═════ Dataset content ═════

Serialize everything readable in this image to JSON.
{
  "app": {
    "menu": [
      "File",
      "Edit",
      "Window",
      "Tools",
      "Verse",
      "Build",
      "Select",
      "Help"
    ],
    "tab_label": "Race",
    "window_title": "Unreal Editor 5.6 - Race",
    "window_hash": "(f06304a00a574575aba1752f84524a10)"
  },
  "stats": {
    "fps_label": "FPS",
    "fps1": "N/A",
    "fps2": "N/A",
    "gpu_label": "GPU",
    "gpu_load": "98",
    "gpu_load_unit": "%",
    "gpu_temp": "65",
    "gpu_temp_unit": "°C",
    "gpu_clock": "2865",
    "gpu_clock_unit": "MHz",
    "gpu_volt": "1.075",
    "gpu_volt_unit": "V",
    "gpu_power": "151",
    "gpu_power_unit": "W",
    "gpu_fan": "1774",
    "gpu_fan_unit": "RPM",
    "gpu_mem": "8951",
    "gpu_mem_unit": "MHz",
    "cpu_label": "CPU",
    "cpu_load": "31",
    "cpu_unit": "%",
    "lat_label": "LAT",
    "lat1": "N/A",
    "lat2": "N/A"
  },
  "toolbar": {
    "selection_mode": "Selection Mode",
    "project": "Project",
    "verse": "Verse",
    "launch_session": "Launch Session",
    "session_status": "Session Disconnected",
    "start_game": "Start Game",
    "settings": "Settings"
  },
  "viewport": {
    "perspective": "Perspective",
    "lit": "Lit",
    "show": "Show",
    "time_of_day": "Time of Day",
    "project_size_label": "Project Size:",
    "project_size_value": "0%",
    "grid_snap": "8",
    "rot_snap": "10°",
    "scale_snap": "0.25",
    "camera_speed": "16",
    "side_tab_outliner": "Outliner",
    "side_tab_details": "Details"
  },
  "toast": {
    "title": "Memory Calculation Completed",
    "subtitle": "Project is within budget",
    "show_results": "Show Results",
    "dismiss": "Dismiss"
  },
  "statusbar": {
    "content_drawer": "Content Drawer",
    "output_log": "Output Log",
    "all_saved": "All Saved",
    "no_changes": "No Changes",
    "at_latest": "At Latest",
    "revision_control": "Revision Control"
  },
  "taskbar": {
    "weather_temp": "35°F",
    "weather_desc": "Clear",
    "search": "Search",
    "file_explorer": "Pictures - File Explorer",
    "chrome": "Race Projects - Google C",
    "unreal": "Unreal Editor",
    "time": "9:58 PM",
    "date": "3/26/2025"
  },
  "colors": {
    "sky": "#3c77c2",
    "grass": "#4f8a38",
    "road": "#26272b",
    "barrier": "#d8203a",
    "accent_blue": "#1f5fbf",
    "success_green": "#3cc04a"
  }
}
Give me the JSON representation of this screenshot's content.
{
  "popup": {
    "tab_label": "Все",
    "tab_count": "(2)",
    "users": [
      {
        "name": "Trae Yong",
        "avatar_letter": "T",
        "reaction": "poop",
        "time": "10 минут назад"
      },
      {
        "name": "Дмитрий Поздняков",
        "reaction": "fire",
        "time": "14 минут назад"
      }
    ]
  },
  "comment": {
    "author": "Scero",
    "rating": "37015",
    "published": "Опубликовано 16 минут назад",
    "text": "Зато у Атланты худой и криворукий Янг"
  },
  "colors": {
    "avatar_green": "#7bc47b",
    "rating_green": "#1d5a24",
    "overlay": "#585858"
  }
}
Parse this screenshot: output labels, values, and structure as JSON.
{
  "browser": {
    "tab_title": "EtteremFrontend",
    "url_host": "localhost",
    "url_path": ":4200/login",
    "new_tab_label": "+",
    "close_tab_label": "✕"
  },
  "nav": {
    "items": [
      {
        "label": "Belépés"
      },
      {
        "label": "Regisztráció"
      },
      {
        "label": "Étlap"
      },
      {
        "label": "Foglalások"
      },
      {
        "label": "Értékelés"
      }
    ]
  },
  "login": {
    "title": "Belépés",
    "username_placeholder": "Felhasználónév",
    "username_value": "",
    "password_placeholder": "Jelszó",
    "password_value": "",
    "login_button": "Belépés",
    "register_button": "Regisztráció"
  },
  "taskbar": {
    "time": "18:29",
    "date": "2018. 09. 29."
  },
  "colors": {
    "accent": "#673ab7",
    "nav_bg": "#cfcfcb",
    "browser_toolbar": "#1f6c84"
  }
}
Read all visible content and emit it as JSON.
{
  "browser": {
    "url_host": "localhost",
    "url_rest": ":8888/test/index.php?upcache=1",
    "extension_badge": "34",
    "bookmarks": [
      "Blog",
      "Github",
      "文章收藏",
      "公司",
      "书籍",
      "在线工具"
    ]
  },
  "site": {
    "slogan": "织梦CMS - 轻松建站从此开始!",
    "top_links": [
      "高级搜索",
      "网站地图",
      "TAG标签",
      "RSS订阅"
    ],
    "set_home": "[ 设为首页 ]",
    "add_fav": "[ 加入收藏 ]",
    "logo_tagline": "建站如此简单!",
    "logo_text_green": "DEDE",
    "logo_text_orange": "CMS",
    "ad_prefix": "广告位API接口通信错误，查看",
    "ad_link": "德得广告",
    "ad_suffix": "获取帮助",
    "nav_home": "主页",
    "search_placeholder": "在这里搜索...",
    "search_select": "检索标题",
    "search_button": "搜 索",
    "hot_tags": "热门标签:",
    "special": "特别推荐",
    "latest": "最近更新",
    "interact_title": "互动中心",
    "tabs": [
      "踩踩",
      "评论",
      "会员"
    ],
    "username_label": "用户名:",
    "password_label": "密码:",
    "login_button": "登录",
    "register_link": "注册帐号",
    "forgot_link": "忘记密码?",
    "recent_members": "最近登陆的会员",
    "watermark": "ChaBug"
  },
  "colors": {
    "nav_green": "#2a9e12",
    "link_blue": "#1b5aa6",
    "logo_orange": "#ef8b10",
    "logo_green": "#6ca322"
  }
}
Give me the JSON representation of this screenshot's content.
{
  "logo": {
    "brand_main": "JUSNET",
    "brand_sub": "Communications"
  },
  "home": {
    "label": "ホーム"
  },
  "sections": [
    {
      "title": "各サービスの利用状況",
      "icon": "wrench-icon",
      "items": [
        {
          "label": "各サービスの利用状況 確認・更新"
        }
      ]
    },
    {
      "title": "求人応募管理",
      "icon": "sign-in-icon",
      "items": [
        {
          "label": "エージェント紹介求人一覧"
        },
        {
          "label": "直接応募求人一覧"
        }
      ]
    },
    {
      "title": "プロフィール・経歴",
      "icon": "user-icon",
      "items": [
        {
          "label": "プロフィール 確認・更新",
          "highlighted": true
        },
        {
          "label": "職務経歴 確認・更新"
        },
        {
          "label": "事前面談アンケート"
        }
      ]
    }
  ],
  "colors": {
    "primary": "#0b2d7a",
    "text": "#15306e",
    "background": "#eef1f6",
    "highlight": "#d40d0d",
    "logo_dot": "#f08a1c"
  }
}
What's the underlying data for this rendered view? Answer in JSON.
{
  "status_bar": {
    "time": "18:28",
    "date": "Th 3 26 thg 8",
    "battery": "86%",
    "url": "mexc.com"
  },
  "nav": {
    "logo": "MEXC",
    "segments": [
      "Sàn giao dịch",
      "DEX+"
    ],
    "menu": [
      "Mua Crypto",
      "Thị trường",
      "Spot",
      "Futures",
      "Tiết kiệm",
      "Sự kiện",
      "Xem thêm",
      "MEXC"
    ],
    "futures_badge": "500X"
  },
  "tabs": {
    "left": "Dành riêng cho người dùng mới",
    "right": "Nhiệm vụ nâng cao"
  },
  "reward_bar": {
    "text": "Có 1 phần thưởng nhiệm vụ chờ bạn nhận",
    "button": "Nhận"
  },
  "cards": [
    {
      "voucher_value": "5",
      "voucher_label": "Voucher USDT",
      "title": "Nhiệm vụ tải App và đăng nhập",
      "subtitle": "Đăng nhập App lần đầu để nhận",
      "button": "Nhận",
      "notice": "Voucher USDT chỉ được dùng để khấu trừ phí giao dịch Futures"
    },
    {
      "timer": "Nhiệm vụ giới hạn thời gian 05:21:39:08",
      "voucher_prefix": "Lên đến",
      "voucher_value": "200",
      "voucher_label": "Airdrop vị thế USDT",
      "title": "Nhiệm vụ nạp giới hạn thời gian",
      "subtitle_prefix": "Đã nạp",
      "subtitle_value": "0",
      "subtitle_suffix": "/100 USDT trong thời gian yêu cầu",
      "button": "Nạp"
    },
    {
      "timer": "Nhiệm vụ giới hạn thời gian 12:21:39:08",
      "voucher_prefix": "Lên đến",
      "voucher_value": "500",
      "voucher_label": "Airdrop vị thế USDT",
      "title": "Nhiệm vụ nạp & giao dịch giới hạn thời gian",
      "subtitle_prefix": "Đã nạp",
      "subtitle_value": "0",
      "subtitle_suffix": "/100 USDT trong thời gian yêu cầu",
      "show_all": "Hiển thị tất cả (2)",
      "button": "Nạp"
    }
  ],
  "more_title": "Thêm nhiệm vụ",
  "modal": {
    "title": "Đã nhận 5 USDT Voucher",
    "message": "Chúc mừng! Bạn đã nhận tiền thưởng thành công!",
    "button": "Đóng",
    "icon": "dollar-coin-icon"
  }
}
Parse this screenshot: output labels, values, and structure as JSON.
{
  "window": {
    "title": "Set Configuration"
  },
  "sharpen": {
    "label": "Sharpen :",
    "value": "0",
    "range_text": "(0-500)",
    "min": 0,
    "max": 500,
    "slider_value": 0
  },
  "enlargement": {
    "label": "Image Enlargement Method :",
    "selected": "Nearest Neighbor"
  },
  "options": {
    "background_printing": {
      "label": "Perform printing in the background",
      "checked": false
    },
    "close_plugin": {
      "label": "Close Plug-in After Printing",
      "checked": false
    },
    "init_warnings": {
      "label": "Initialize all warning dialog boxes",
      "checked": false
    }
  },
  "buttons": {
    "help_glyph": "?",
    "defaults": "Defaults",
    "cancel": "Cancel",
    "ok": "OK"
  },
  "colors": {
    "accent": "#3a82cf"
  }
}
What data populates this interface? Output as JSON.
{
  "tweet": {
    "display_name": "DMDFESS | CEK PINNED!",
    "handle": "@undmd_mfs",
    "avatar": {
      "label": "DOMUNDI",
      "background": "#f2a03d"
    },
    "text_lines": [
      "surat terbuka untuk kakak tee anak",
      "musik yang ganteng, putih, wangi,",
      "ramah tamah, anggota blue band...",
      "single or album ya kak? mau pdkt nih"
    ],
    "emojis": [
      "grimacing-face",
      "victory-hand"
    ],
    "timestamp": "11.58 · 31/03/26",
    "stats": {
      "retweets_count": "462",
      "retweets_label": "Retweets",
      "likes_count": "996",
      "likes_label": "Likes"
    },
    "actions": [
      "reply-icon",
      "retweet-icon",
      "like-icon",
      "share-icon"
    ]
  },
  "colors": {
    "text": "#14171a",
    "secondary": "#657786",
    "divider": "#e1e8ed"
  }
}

═════

Write out once more the lines above beginning at the line with "What data populates"; continue through the final line and stop there.

**Solution to the exercise**
What data populates this interface? Output as JSON.
{
  "tweet": {
    "display_name": "DMDFESS | CEK PINNED!",
    "handle": "@undmd_mfs",
    "avatar": {
      "label": "DOMUNDI",
      "background": "#f2a03d"
    },
    "text_lines": [
      "surat terbuka untuk kakak tee anak",
      "musik yang ganteng, putih, wangi,",
      "ramah tamah, anggota blue band...",
      "single or album ya kak? mau pdkt nih"
    ],
    "emojis": [
      "grimacing-face",
      "victory-hand"
    ],
    "timestamp": "11.58 · 31/03/26",
    "stats": {
      "retweets_count": "462",
      "retweets_label": "Retweets",
      "likes_count": "996",
      "likes_label": "Likes"
    },
    "actions": [
      "reply-icon",
      "retweet-icon",
      "like-icon",
      "share-icon"
    ]
  },
  "colors": {
    "text": "#14171a",
    "secondary": "#657786",
    "divider": "#e1e8ed"
  }
}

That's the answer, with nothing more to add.